▶ [Provided passage]:

SA Water testing of wastewater found to detect Covid-19 virus in same way it picks up on drug use in community

SA Water environmental microbiology scientist Melody Lau conducts a test at the Adelaide-based laboratory.
Image courtesy SA Water
Wastewater testing has become a way of keeping a disease watch on South Australia. Wastewater surveillance by SA Water’s research team in Adelaide city was particularly targeted at Covid-19 during the 2020 pandemic threat.
Among multiple screening sites across South Australia, Mount Gambier on the Limestone Coast in the state’s southeast became a particular focus, with concerns that the virus could cross from the western district of badly-affected Victoria. Any trace of the virus in the sewage stream was hoped to give an early warning of whether Covid-19 was present in the South Australian community and increasing. It could potentially pick up the presence of the virus before standard testing.
The state government’s SA Health would be alerted immediately if a positive result emerged.

▶ [Assignment 1]:
In the article on SA Water's wastewater testing, which South Australian town became a particular focus among the screening sites?
▶ [Assignment 2]:
Extend the article on SA Water's wastewater testing for Covid-19, picking up after its final sentence.
The records that follow this article have no connection to it.

▶ [Entries supplied]:
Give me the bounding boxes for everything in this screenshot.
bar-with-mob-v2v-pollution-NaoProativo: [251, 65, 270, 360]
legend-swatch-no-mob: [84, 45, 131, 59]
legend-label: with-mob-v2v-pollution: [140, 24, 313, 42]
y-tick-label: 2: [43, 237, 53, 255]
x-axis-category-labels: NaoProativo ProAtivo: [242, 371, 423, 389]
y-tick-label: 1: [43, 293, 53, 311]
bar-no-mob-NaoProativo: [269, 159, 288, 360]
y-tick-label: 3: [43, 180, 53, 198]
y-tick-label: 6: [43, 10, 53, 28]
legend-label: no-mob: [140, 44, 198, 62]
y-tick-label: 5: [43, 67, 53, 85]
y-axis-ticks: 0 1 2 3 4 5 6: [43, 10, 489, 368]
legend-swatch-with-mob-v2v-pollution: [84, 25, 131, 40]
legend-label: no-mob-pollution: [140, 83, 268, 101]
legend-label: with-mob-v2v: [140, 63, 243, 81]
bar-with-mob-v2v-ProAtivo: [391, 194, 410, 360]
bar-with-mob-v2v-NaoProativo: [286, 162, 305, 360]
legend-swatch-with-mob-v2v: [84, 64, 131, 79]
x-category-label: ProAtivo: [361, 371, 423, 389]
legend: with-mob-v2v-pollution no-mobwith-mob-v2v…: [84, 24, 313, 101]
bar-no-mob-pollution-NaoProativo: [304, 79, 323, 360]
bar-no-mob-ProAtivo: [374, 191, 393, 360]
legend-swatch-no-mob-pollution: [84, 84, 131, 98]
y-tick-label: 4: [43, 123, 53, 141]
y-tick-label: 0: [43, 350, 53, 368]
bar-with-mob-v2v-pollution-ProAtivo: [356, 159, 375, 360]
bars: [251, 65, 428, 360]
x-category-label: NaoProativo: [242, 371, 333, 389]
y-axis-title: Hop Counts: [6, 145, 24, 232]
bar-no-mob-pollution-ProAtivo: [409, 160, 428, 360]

▶ [Exercise output 1]:
Mount Gambier, on the Limestone Coast in the state's southeast.

▶ [Exercise output 2]:
Sewage testing for COVID-19 was a new technique that was only discovered earlier in 2020. It was found that around 50% of people with the disease excrete the virus in their faecal material. SA water’s wastewater screening technique was also used for drug surveillance and other organisms that could cause disease.
The results of wastewater testing generally matched with other methods of estimating drug use, such as surveys and seizures by authorities. It highlighted and identified new trends and specific profiles of drug use much early than other indicators. Wastewater samples showed that Adelaide had recorded the highest methamphetamine use of all the cities in the world.